Exercise description: Extract every line in the entries below that contains the string "header", matching case exactly.

Dataset content:
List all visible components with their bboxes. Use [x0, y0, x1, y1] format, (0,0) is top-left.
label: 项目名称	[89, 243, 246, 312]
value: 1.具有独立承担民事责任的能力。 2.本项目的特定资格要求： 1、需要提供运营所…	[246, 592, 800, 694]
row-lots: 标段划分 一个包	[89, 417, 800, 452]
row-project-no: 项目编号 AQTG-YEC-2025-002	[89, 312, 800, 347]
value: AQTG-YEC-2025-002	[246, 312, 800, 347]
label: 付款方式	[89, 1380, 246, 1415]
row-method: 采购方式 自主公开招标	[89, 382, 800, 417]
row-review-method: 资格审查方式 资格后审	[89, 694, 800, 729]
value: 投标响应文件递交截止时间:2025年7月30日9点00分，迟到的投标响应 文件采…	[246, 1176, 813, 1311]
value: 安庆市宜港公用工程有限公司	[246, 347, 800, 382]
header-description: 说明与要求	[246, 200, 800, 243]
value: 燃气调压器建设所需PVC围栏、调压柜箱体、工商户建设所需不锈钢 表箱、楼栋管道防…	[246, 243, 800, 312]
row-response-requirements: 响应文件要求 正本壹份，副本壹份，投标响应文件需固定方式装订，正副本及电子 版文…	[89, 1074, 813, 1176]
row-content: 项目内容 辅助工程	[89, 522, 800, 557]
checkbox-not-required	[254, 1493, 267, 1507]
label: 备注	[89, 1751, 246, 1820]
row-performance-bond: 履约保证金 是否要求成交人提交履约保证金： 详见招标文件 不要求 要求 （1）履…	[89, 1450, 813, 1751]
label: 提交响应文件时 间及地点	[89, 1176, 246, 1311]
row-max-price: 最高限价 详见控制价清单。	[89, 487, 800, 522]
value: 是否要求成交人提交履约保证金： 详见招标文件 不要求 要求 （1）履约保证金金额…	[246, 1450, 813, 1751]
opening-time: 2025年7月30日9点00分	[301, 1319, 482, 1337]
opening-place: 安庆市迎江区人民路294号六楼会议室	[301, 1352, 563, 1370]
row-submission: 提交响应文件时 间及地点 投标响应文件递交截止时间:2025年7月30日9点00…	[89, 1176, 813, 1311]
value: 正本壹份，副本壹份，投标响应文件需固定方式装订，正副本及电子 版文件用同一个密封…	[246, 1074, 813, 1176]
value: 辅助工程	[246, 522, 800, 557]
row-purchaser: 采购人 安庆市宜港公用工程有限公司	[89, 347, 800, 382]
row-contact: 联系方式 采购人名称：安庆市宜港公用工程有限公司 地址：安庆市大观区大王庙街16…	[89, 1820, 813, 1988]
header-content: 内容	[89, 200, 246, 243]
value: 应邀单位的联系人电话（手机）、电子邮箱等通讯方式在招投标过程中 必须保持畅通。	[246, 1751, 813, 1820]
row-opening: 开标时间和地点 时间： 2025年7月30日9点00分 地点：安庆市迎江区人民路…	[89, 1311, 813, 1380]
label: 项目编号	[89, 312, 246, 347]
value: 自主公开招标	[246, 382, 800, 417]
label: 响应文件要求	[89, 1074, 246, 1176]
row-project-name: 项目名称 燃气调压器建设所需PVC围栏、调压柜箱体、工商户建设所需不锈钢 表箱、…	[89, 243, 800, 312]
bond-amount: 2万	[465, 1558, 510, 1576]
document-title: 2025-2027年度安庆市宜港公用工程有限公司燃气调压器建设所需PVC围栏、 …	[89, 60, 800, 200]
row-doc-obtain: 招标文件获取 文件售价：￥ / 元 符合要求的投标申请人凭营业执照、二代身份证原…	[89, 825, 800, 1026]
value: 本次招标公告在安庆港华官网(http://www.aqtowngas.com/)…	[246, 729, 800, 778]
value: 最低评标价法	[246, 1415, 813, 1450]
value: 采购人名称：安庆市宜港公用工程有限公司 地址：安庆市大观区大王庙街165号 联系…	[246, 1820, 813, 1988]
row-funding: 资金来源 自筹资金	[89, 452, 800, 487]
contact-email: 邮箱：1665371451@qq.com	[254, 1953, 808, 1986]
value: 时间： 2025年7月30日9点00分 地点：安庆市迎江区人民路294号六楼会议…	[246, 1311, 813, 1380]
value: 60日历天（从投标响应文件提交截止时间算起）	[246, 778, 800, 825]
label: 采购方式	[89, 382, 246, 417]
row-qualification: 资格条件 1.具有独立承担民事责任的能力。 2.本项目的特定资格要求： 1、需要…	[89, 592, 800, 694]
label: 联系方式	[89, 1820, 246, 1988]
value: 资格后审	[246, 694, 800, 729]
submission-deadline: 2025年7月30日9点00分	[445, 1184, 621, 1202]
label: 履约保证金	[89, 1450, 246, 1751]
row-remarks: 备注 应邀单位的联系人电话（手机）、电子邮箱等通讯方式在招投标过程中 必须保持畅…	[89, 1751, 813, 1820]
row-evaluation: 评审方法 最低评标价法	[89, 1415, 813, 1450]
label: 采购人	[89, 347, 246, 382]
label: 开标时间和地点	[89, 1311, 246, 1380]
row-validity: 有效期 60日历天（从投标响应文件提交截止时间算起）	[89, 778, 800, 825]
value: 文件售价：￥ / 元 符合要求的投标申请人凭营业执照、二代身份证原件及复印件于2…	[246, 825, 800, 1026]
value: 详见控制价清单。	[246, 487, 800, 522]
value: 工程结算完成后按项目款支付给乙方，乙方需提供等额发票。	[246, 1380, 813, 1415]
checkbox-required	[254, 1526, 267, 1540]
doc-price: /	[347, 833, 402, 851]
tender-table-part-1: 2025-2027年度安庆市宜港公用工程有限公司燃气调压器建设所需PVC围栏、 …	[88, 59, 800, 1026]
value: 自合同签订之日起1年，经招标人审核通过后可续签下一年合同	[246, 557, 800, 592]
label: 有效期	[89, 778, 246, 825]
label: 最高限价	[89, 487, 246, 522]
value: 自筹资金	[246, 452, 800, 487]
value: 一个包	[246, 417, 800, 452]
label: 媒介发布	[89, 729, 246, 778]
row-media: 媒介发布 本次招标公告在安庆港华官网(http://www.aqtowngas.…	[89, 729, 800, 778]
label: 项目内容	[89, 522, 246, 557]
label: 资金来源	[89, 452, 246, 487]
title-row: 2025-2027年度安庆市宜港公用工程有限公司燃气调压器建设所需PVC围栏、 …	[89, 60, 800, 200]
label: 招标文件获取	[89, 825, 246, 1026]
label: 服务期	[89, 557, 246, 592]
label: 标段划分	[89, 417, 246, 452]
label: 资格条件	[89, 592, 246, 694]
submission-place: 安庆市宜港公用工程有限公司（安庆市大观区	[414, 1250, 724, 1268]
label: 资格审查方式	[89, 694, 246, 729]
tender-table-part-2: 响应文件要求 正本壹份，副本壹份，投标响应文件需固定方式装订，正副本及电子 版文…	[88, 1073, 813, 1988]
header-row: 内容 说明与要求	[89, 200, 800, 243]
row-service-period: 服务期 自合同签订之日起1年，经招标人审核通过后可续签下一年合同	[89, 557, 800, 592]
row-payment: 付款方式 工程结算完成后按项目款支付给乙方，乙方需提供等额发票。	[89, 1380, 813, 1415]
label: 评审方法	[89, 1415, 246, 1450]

Exercise output:
header-description: 说明与要求	[246, 200, 800, 243]
header-content: 内容	[89, 200, 246, 243]
header-row: 内容 说明与要求	[89, 200, 800, 243]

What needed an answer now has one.